╭─ Material provided

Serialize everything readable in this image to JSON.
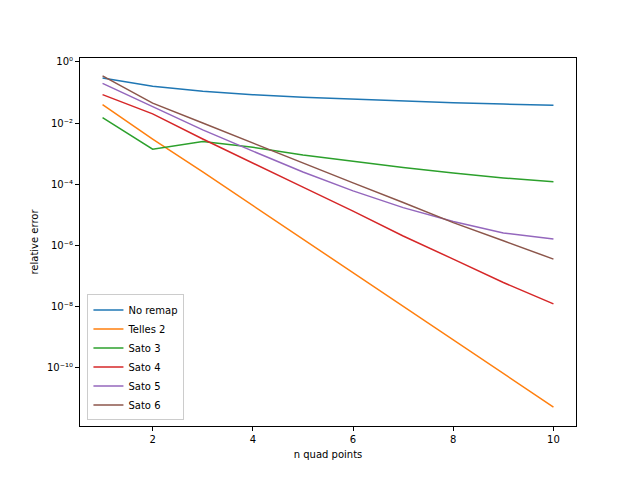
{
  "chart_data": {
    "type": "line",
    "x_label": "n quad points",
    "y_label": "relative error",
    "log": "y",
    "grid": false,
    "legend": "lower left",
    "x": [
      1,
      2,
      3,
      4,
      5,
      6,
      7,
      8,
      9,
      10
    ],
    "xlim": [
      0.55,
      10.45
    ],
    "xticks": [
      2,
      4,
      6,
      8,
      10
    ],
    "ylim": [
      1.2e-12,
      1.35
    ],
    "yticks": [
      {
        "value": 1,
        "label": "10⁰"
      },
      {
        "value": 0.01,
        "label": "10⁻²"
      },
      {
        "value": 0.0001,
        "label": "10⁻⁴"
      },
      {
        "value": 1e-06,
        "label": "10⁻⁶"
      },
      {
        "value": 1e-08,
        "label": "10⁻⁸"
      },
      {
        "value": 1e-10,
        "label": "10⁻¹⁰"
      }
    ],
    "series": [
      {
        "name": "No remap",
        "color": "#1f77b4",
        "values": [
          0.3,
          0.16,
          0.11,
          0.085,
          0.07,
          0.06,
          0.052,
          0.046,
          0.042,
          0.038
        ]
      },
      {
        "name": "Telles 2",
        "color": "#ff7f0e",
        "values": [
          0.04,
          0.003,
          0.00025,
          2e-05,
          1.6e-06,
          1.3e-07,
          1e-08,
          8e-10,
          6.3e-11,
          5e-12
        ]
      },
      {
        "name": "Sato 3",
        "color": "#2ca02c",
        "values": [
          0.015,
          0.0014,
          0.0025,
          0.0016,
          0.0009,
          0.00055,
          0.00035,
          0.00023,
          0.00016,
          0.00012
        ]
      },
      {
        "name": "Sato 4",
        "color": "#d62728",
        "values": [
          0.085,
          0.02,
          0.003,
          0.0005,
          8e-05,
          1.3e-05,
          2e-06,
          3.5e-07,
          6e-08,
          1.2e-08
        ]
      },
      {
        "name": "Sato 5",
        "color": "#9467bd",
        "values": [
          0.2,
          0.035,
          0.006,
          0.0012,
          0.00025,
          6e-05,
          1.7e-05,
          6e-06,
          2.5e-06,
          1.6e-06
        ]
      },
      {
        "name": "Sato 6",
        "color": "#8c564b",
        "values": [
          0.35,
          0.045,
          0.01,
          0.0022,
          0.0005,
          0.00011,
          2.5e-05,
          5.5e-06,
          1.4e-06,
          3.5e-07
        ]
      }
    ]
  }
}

╰─

> [What you need to do]
Pull out all lines in the data above that include "Sato".

> [Exercise output]
        "name": "Sato 3",
        "name": "Sato 4",
        "name": "Sato 5",
        "name": "Sato 6",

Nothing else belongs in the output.